=== WHAT IS NEEDED ===
According to the New Jersey appellate opinion, on what date did Judge Parrillo sign the Consent Order of Settlement?

=== DOCUMENT EXCERPT ===
## Begin

APPROVAL OF THE APPELLATE DIVISION

SUPERIOR COURT OF NEW JERSEY

APPELLATE DIVISION

DOCKET NO. A-4656-06T14656-06T1

CHARLES V. ELSE, JR.,

Plaintiff-Appellant,

v.

HARRY O'MALLEY,

Defendant-Respondent.

________________________________________________________

 

Argued January 22, 2008 - Decided

Before Judges Lintner and Graves.

On appeal from Superior Court of New Jersey,

Law Division, Burlington County, Docket No.

L-1949-06.

Raymond J. Zane argued the cause for appellant

(Zane & Lozuke, attorneys; Mr. Zane, on the

brief).

John L. Slimm argued the cause for respondent

(Marshall, Dennehey, Warner, Coleman &

Goggin, attorneys; Mr. Slimm, on the brief).

PER CURIAM

Plaintiff Charles V. Else, Jr., is the son of Charles V. Else, who died on August 13, 1994. The court appointed defendant, Harry O'Malley, an attorney, as the Temporary Administrator of the Estate of Charles V. Else on November 15, 1994. Plaintiff appeals from a summary judgment order dismissing his complaint because it was filed after the applicable six-year statute of limitations expired. See N.J.S.A. 2A:14-1. We affirm.

The material facts are not in dispute. After plaintiff's father died, plaintiff initiated litigation regarding the disposition of the Estate's assets. That litigation was resolved pursuant to a Consent Order of Settlement (Consent Order) signed by Judge Parrillo on October 15, 1997. The Consent Order provided that the Estate was to transfer certain real property to plaintiff. The Estate was also to transfer a valid liquor license to operate a tavern on one of the properties within ninety days. In return, plaintiff agreed to release all of his claims against the Estate.

Paragraphs two and three of the Consent Order provided as follows:

2. The Estate shall take all necessary steps to ensure that Charles V. Else, Jr. will receive good and marketable unencumbered title to all real property located in Falls Township, Bucks County, Pennsylvania, in which the Estate possesses an interest including: (a) the Tavern property, (b) the rental real estate, and (c) vacant land all located on Newportville Road, Levittown, Falls Township, Bucks County, Pennsylvania. Harry O'Malley, Esquire, Temporary Administrator of the Estate of Charles V. Else, deceased, or his successor shall prepare all documentation to affect the transfer of title.

## End

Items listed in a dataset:
## Begin

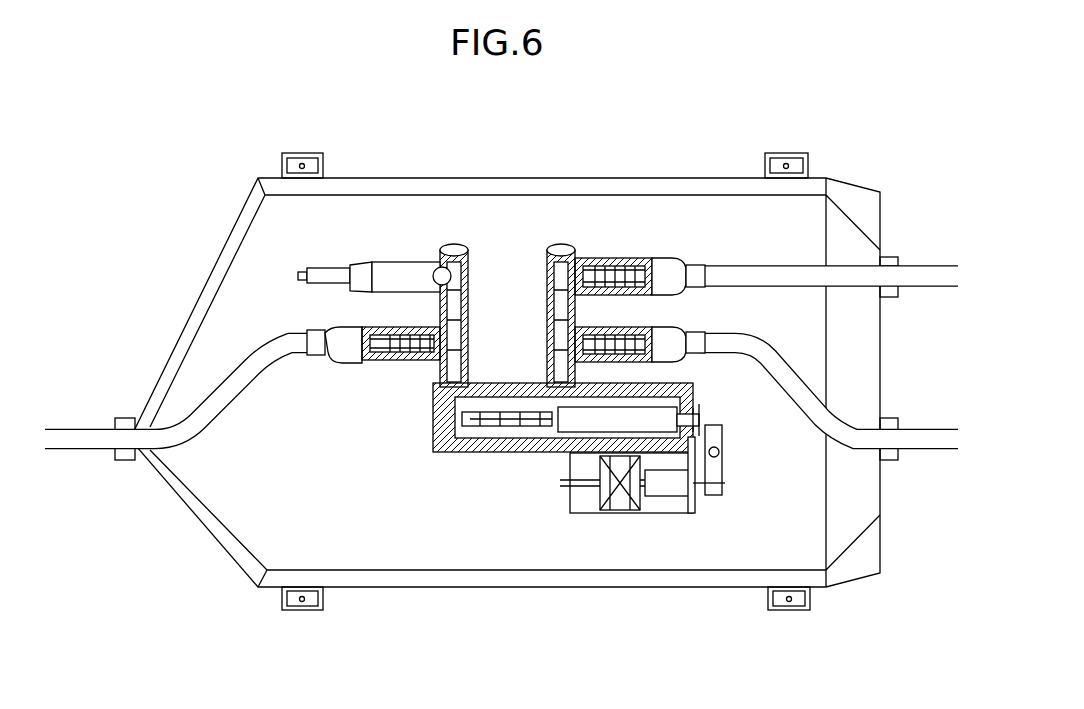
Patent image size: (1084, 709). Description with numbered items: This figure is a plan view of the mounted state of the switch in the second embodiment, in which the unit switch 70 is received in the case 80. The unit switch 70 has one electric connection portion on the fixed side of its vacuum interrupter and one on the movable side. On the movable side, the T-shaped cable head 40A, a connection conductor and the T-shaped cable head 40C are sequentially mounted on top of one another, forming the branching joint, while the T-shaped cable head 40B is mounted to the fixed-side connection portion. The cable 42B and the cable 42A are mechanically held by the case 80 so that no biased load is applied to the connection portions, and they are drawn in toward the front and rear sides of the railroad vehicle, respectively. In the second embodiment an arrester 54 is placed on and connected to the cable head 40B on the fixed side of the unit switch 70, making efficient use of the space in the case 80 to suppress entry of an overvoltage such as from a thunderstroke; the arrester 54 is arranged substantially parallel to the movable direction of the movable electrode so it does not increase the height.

The case 80 is at (847, 178).
The arrester 54 is at (430, 250).
The unit switch 70 is at (498, 463).
The T-shaped cable head 40A is at (678, 312).
The T-shaped cable head 40B is at (365, 315).
The T-shaped cable head 40C is at (637, 248).
The cable 42A is at (920, 430).
The cable 42B is at (87, 428).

## End

=== TASK RESULT ===
October 15, 1997.